• EXERCISE AIM:
Each entry below should be echoed exactly, with pictures omitted.

╔══

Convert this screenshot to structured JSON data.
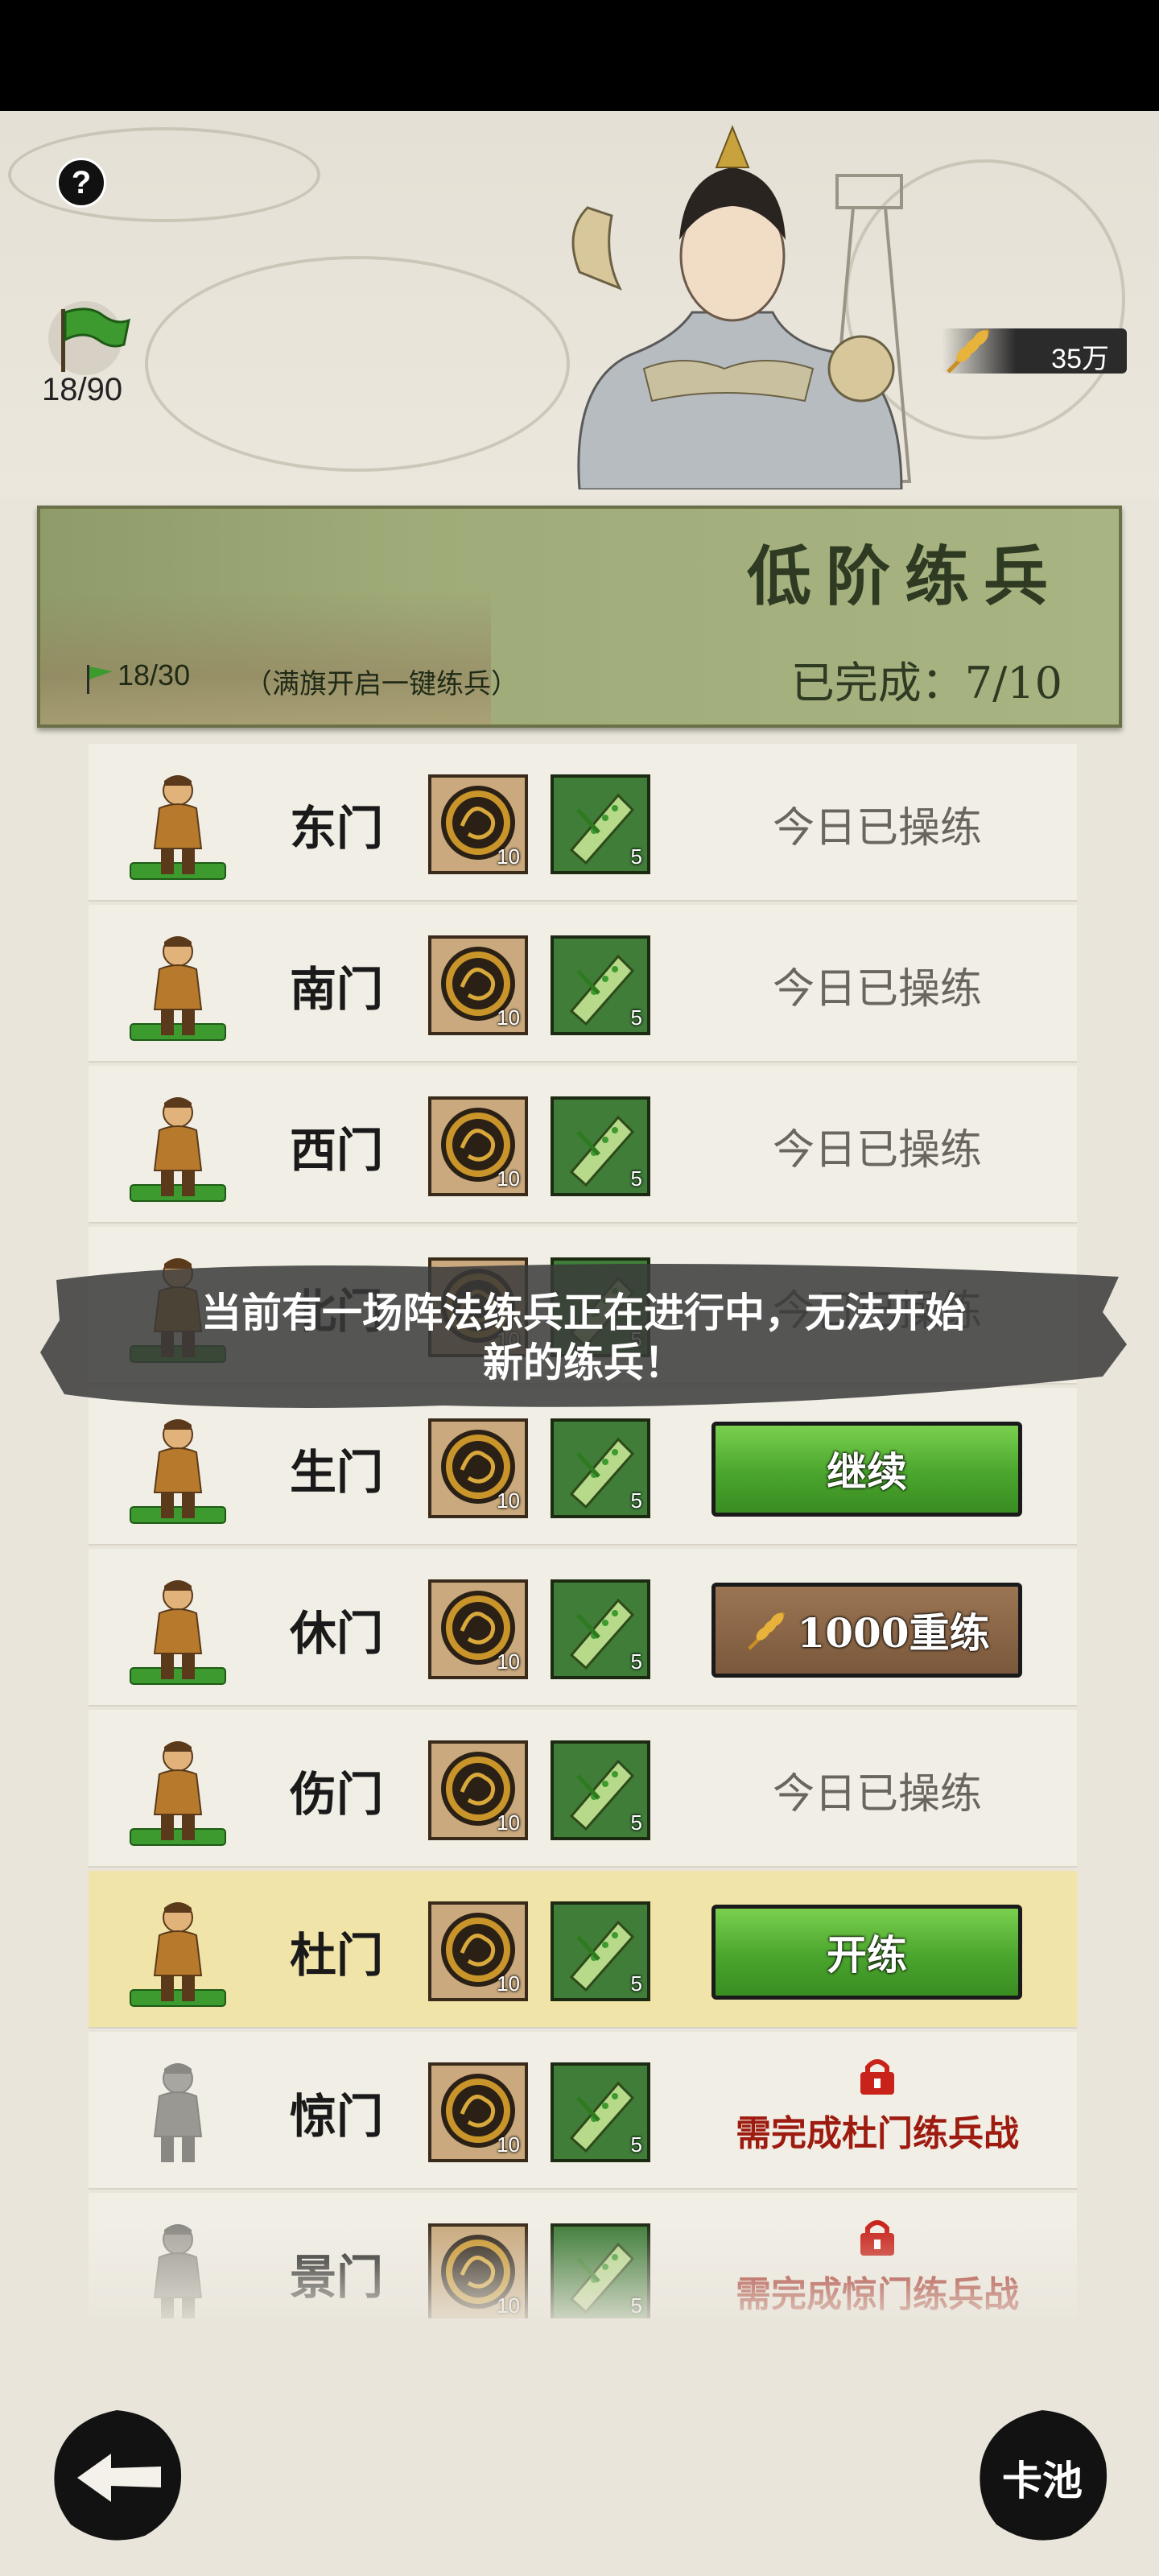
{
  "header": {
    "help_label": "?",
    "flag_count": "18/90",
    "grain_amount": "35万"
  },
  "banner": {
    "title": "低阶练兵",
    "progress": "18/30",
    "hint": "（满旗开启一键练兵）",
    "completed": "已完成：7/10"
  },
  "rows": [
    {
      "name": "东门",
      "coin_count": "10",
      "scroll_count": "5",
      "status": "今日已操练",
      "state": "done"
    },
    {
      "name": "南门",
      "coin_count": "10",
      "scroll_count": "5",
      "status": "今日已操练",
      "state": "done"
    },
    {
      "name": "西门",
      "coin_count": "10",
      "scroll_count": "5",
      "status": "今日已操练",
      "state": "done"
    },
    {
      "name": "北门",
      "coin_count": "10",
      "scroll_count": "5",
      "status": "今日已操练",
      "state": "done"
    },
    {
      "name": "生门",
      "coin_count": "10",
      "scroll_count": "5",
      "button": "继续",
      "state": "continue"
    },
    {
      "name": "休门",
      "coin_count": "10",
      "scroll_count": "5",
      "button": "1000重练",
      "state": "retrain"
    },
    {
      "name": "伤门",
      "coin_count": "10",
      "scroll_count": "5",
      "status": "今日已操练",
      "state": "done"
    },
    {
      "name": "杜门",
      "coin_count": "10",
      "scroll_count": "5",
      "button": "开练",
      "state": "start"
    },
    {
      "name": "惊门",
      "coin_count": "10",
      "scroll_count": "5",
      "lock_text": "需完成杜门练兵战",
      "state": "locked"
    },
    {
      "name": "景门",
      "coin_count": "10",
      "scroll_count": "5",
      "lock_text": "需完成惊门练兵战",
      "state": "locked"
    }
  ],
  "toast": {
    "line1": "当前有一场阵法练兵正在进行中，无法开始",
    "line2": "新的练兵！"
  },
  "footer": {
    "card_pool_label": "卡池"
  },
  "colors": {
    "banner_green": "#9fab78",
    "button_green": "#4aa52d",
    "button_brown": "#7b583c",
    "lock_red": "#9e1b10",
    "highlight_row": "#f1e4a8"
  },
  "icons": [
    "help-icon",
    "flag-icon",
    "grain-icon",
    "coin-icon",
    "scroll-icon",
    "lock-icon",
    "back-arrow-icon"
  ]
}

╚══

• RIGHT ANSWER:
Convert this screenshot to structured JSON data.
{
  "header": {
    "help_label": "?",
    "flag_count": "18/90",
    "grain_amount": "35万"
  },
  "banner": {
    "title": "低阶练兵",
    "progress": "18/30",
    "hint": "（满旗开启一键练兵）",
    "completed": "已完成：7/10"
  },
  "rows": [
    {
      "name": "东门",
      "coin_count": "10",
      "scroll_count": "5",
      "status": "今日已操练",
      "state": "done"
    },
    {
      "name": "南门",
      "coin_count": "10",
      "scroll_count": "5",
      "status": "今日已操练",
      "state": "done"
    },
    {
      "name": "西门",
      "coin_count": "10",
      "scroll_count": "5",
      "status": "今日已操练",
      "state": "done"
    },
    {
      "name": "北门",
      "coin_count": "10",
      "scroll_count": "5",
      "status": "今日已操练",
      "state": "done"
    },
    {
      "name": "生门",
      "coin_count": "10",
      "scroll_count": "5",
      "button": "继续",
      "state": "continue"
    },
    {
      "name": "休门",
      "coin_count": "10",
      "scroll_count": "5",
      "button": "1000重练",
      "state": "retrain"
    },
    {
      "name": "伤门",
      "coin_count": "10",
      "scroll_count": "5",
      "status": "今日已操练",
      "state": "done"
    },
    {
      "name": "杜门",
      "coin_count": "10",
      "scroll_count": "5",
      "button": "开练",
      "state": "start"
    },
    {
      "name": "惊门",
      "coin_count": "10",
      "scroll_count": "5",
      "lock_text": "需完成杜门练兵战",
      "state": "locked"
    },
    {
      "name": "景门",
      "coin_count": "10",
      "scroll_count": "5",
      "lock_text": "需完成惊门练兵战",
      "state": "locked"
    }
  ],
  "toast": {
    "line1": "当前有一场阵法练兵正在进行中，无法开始",
    "line2": "新的练兵！"
  },
  "footer": {
    "card_pool_label": "卡池"
  },
  "colors": {
    "banner_green": "#9fab78",
    "button_green": "#4aa52d",
    "button_brown": "#7b583c",
    "lock_red": "#9e1b10",
    "highlight_row": "#f1e4a8"
  },
  "icons": [
    "help-icon",
    "flag-icon",
    "grain-icon",
    "coin-icon",
    "scroll-icon",
    "lock-icon",
    "back-arrow-icon"
  ]
}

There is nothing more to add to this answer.